■ **AIM OF THE EXERCISE**: Quote the data below in full, please, without altering anything.

■ **PROVIDED MATERIAL**:
---+---
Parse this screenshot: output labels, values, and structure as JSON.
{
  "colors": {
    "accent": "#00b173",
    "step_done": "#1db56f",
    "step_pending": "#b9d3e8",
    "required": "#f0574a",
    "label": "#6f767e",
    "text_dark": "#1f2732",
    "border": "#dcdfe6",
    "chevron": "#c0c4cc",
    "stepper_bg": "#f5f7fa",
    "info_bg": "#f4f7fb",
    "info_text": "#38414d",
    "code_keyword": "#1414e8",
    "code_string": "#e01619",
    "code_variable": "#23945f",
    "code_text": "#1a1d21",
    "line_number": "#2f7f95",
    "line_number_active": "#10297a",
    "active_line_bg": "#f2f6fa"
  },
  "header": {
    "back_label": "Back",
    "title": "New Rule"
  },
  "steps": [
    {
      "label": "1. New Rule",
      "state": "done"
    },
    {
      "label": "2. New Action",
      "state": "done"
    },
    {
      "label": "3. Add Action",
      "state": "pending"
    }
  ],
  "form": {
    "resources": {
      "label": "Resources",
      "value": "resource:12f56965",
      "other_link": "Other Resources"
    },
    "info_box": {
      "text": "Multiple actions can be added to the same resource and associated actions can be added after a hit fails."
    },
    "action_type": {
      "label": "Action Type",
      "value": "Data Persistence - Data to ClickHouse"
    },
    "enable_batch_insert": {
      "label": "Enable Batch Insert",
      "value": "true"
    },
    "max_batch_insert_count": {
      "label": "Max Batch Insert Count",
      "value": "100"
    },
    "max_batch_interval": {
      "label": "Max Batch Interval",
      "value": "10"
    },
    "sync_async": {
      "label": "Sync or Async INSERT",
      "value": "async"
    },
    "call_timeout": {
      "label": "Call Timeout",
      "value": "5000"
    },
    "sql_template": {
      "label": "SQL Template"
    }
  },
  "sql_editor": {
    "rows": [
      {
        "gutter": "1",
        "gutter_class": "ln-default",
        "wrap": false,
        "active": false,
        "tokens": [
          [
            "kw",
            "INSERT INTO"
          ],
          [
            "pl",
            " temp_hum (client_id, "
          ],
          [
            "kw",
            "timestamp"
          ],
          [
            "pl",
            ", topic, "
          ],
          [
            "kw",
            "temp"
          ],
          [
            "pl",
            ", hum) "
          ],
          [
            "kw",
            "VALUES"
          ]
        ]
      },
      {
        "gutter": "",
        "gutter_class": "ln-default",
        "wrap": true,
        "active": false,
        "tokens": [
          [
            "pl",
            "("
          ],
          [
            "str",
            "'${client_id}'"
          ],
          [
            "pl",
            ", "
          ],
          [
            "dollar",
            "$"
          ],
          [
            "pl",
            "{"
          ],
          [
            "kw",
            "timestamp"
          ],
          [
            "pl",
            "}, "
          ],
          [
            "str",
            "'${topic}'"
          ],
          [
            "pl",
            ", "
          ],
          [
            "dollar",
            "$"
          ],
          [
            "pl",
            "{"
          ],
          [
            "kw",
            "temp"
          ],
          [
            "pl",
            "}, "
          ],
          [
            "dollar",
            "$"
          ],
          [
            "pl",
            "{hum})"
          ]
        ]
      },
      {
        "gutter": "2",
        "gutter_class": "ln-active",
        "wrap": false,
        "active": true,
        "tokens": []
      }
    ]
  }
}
---+---
■ **SOLUTION TO THIS EXERCISE**:
Parse this screenshot: output labels, values, and structure as JSON.
{
  "colors": {
    "accent": "#00b173",
    "step_done": "#1db56f",
    "step_pending": "#b9d3e8",
    "required": "#f0574a",
    "label": "#6f767e",
    "text_dark": "#1f2732",
    "border": "#dcdfe6",
    "chevron": "#c0c4cc",
    "stepper_bg": "#f5f7fa",
    "info_bg": "#f4f7fb",
    "info_text": "#38414d",
    "code_keyword": "#1414e8",
    "code_string": "#e01619",
    "code_variable": "#23945f",
    "code_text": "#1a1d21",
    "line_number": "#2f7f95",
    "line_number_active": "#10297a",
    "active_line_bg": "#f2f6fa"
  },
  "header": {
    "back_label": "Back",
    "title": "New Rule"
  },
  "steps": [
    {
      "label": "1. New Rule",
      "state": "done"
    },
    {
      "label": "2. New Action",
      "state": "done"
    },
    {
      "label": "3. Add Action",
      "state": "pending"
    }
  ],
  "form": {
    "resources": {
      "label": "Resources",
      "value": "resource:12f56965",
      "other_link": "Other Resources"
    },
    "info_box": {
      "text": "Multiple actions can be added to the same resource and associated actions can be added after a hit fails."
    },
    "action_type": {
      "label": "Action Type",
      "value": "Data Persistence - Data to ClickHouse"
    },
    "enable_batch_insert": {
      "label": "Enable Batch Insert",
      "value": "true"
    },
    "max_batch_insert_count": {
      "label": "Max Batch Insert Count",
      "value": "100"
    },
    "max_batch_interval": {
      "label": "Max Batch Interval",
      "value": "10"
    },
    "sync_async": {
      "label": "Sync or Async INSERT",
      "value": "async"
    },
    "call_timeout": {
      "label": "Call Timeout",
      "value": "5000"
    },
    "sql_template": {
      "label": "SQL Template"
    }
  },
  "sql_editor": {
    "rows": [
      {
        "gutter": "1",
        "gutter_class": "ln-default",
        "wrap": false,
        "active": false,
        "tokens": [
          [
            "kw",
            "INSERT INTO"
          ],
          [
            "pl",
            " temp_hum (client_id, "
          ],
          [
            "kw",
            "timestamp"
          ],
          [
            "pl",
            ", topic, "
          ],
          [
            "kw",
            "temp"
          ],
          [
            "pl",
            ", hum) "
          ],
          [
            "kw",
            "VALUES"
          ]
        ]
      },
      {
        "gutter": "",
        "gutter_class": "ln-default",
        "wrap": true,
        "active": false,
        "tokens": [
          [
            "pl",
            "("
          ],
          [
            "str",
            "'${client_id}'"
          ],
          [
            "pl",
            ", "
          ],
          [
            "dollar",
            "$"
          ],
          [
            "pl",
            "{"
          ],
          [
            "kw",
            "timestamp"
          ],
          [
            "pl",
            "}, "
          ],
          [
            "str",
            "'${topic}'"
          ],
          [
            "pl",
            ", "
          ],
          [
            "dollar",
            "$"
          ],
          [
            "pl",
            "{"
          ],
          [
            "kw",
            "temp"
          ],
          [
            "pl",
            "}, "
          ],
          [
            "dollar",
            "$"
          ],
          [
            "pl",
            "{hum})"
          ]
        ]
      },
      {
        "gutter": "2",
        "gutter_class": "ln-active",
        "wrap": false,
        "active": true,
        "tokens": []
      }
    ]
  }
}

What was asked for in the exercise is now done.